• _EXERCISE AIM_
Can you retype only the lines from the one with "Convert this document image to plain text." through the final line of the material, exactly as given?

• _DATASET RECORDS_
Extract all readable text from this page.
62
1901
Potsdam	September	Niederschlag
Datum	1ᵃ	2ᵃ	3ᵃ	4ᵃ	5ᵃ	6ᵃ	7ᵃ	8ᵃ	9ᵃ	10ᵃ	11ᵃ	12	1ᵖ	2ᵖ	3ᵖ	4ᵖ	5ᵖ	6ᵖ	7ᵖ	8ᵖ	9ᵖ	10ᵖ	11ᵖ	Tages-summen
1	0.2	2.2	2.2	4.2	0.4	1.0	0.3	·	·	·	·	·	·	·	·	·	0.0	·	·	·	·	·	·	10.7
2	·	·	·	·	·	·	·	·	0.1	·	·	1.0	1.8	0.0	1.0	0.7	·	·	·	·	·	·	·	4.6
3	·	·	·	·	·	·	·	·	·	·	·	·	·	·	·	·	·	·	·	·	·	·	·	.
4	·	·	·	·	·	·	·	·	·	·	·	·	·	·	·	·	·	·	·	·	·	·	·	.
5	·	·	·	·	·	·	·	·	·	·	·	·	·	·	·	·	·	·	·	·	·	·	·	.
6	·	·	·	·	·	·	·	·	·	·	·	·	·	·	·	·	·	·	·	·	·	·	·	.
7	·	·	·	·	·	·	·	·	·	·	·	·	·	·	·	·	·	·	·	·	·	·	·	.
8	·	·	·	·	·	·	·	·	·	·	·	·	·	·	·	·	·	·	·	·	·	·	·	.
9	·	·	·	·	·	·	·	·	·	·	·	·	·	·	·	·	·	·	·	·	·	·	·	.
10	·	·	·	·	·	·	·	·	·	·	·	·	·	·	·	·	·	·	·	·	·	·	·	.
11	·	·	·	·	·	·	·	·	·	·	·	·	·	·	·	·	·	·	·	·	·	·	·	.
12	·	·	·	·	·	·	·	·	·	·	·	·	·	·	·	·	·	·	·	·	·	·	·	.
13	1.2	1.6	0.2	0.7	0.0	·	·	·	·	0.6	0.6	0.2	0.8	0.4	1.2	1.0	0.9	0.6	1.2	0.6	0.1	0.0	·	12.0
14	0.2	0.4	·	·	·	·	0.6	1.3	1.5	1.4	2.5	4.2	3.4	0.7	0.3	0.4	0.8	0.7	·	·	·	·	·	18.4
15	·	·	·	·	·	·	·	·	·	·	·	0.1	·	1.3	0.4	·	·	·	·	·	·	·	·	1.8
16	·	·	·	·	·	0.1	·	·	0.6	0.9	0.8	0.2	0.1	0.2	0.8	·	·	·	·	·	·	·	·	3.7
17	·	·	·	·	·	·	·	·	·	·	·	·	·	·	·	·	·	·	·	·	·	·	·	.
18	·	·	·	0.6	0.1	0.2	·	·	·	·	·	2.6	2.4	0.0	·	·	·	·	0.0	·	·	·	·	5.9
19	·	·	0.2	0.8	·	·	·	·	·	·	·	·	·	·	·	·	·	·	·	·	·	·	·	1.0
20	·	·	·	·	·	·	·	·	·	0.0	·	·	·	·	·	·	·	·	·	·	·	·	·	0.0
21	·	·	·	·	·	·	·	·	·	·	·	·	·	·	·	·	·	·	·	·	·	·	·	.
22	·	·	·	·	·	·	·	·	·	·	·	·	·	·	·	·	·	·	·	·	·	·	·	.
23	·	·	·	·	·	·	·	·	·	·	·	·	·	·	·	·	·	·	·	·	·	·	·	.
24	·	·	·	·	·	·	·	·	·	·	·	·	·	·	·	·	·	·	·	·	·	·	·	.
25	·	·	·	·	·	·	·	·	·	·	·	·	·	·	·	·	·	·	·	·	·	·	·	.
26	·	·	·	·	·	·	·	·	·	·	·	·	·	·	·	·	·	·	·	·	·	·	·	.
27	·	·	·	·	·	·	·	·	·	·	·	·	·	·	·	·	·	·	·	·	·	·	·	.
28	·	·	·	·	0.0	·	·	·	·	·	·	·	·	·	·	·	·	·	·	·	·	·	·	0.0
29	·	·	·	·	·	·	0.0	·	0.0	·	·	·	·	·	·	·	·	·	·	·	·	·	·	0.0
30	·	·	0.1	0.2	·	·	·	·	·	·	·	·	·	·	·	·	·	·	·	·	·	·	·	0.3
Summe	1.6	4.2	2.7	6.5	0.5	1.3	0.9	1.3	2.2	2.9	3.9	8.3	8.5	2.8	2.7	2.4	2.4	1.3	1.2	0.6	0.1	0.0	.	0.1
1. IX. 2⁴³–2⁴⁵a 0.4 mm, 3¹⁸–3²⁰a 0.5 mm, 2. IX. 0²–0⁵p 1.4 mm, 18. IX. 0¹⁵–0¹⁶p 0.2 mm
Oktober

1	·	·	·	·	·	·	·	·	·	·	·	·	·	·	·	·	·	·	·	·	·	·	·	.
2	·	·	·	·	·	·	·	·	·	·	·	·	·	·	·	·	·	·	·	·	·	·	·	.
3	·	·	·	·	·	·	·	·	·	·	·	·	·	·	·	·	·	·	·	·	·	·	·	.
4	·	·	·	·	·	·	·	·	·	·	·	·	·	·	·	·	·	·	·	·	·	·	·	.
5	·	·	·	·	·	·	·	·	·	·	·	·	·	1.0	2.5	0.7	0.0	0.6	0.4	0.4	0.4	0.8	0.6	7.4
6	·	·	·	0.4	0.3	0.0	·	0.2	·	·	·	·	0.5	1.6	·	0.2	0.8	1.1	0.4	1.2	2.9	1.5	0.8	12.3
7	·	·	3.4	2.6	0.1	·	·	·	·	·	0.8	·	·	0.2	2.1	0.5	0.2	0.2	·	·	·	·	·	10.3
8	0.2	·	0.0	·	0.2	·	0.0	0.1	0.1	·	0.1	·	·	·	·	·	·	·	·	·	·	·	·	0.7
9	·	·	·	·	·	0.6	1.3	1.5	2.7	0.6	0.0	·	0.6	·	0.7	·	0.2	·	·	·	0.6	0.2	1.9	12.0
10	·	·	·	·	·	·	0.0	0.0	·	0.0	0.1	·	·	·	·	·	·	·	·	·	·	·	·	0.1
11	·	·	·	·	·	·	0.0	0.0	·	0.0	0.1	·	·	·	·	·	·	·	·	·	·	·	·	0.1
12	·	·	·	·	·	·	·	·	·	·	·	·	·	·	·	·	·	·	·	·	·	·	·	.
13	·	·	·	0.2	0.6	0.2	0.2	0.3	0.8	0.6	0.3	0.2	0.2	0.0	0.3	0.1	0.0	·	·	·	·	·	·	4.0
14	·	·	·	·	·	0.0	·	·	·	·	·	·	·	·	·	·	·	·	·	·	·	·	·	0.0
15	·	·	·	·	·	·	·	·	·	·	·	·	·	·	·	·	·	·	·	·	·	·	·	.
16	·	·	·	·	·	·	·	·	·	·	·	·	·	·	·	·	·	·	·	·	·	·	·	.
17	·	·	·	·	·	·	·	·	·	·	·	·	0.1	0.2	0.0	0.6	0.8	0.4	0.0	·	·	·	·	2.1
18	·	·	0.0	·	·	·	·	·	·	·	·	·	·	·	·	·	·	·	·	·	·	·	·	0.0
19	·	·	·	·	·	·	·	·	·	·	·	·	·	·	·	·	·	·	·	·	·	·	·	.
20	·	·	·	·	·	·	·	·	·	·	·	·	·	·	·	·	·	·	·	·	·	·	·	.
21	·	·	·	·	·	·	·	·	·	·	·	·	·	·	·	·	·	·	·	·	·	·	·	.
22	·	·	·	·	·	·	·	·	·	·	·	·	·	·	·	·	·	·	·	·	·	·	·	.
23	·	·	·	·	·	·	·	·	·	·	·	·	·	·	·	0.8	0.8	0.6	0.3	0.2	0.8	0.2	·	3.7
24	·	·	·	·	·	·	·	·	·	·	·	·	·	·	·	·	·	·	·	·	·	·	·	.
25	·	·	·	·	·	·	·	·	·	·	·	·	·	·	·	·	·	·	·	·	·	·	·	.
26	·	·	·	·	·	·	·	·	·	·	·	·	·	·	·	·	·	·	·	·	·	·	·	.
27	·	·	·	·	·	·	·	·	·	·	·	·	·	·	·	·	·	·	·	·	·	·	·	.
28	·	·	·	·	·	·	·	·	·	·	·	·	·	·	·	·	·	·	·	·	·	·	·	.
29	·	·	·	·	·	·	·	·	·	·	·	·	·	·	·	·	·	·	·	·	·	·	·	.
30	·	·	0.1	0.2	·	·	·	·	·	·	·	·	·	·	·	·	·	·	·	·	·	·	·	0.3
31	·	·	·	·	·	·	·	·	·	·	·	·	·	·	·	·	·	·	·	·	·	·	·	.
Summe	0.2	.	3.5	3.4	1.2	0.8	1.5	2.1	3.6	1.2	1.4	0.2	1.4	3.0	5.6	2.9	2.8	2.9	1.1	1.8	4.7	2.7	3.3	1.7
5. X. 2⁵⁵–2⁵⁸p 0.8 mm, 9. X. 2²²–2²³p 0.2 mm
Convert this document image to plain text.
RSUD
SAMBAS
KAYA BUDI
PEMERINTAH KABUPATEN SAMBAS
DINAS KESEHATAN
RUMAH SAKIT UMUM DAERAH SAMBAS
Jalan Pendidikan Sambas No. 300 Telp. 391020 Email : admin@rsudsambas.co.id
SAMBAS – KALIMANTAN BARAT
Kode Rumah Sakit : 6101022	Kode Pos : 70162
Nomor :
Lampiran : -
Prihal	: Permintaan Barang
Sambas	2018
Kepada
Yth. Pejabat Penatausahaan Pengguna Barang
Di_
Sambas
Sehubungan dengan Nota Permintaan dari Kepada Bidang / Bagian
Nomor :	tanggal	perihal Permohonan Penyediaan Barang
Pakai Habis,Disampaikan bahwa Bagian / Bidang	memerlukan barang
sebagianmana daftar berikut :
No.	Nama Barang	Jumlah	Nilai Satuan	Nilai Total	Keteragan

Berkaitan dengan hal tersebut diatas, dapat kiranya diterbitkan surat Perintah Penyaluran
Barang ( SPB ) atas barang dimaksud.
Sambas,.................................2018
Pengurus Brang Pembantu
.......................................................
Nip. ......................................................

• _COMPLETED EXERCISE_
Convert this document image to plain text.
RSUD
SAMBAS
KAYA BUDI
PEMERINTAH KABUPATEN SAMBAS
DINAS KESEHATAN
RUMAH SAKIT UMUM DAERAH SAMBAS
Jalan Pendidikan Sambas No. 300 Telp. 391020 Email : admin@rsudsambas.co.id
SAMBAS – KALIMANTAN BARAT
Kode Rumah Sakit : 6101022	Kode Pos : 70162
Nomor :
Lampiran : -
Prihal	: Permintaan Barang
Sambas	2018
Kepada
Yth. Pejabat Penatausahaan Pengguna Barang
Di_
Sambas
Sehubungan dengan Nota Permintaan dari Kepada Bidang / Bagian
Nomor :	tanggal	perihal Permohonan Penyediaan Barang
Pakai Habis,Disampaikan bahwa Bagian / Bidang	memerlukan barang
sebagianmana daftar berikut :
No.	Nama Barang	Jumlah	Nilai Satuan	Nilai Total	Keteragan

Berkaitan dengan hal tersebut diatas, dapat kiranya diterbitkan surat Perintah Penyaluran
Barang ( SPB ) atas barang dimaksud.
Sambas,.................................2018
Pengurus Brang Pembantu
.......................................................
Nip. ......................................................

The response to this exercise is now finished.